Data excerpts:
──────

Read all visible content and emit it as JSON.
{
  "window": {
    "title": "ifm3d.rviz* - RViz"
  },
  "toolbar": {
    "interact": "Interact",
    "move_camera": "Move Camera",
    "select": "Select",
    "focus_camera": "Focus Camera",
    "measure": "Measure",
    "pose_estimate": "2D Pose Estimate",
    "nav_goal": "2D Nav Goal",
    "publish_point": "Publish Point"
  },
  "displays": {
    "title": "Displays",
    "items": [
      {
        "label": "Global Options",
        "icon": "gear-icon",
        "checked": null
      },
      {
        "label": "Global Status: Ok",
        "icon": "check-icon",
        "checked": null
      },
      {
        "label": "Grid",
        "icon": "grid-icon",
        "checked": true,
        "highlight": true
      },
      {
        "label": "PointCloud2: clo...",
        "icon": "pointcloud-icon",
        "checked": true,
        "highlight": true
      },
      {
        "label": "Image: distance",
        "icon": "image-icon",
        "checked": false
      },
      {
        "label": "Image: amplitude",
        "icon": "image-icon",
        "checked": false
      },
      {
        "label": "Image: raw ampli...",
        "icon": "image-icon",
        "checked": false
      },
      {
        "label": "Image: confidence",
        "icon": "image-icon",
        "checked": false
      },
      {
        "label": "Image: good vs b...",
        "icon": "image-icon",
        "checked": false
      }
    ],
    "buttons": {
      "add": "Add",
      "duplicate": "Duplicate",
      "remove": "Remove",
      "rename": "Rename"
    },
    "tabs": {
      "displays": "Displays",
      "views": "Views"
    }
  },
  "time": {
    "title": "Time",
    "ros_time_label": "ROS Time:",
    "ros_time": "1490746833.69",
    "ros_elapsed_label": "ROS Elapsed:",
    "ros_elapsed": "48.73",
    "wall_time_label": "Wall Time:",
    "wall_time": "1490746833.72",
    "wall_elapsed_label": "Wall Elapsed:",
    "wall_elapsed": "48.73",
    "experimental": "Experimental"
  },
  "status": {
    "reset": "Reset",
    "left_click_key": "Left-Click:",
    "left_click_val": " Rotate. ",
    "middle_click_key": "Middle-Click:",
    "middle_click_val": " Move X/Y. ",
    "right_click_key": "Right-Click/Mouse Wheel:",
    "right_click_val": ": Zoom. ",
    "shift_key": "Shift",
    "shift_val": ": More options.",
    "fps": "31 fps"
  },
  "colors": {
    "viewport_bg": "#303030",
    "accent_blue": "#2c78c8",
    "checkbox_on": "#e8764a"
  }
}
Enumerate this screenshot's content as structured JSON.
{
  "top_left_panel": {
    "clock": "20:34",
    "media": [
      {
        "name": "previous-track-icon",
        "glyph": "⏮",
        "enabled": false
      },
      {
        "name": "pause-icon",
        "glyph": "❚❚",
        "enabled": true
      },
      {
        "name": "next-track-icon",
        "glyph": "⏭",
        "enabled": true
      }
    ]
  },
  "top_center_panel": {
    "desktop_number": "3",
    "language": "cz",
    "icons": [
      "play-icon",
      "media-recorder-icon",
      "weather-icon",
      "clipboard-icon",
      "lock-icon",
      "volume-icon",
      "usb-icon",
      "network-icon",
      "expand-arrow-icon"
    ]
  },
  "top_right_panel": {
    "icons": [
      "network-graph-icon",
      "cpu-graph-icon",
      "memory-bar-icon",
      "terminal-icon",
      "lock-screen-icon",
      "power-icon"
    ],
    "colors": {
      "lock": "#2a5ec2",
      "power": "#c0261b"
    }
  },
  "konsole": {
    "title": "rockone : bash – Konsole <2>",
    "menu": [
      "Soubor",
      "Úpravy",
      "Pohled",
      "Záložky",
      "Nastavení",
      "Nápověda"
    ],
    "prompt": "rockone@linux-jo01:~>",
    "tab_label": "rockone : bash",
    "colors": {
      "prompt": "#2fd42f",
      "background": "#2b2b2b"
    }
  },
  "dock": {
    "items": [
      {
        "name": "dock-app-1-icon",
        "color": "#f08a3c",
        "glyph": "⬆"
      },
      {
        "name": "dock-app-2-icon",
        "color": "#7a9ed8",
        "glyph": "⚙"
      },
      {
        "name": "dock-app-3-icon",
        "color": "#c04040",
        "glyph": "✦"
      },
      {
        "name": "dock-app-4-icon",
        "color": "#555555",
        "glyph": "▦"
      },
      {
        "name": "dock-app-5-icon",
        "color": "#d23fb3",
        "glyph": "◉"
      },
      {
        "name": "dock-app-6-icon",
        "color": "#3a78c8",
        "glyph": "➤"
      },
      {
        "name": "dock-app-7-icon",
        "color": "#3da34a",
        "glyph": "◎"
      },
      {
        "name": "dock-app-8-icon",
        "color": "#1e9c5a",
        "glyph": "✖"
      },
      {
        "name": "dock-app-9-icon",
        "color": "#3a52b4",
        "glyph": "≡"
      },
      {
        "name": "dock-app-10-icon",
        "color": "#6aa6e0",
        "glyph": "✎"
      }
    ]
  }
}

──────

▶ _Exercise description_: Your task is to gather every line with the word "prompt" and copy it.

▶ _Solved exercise_:
    "prompt": "rockone@linux-jo01:~>",
      "prompt": "#2fd42f",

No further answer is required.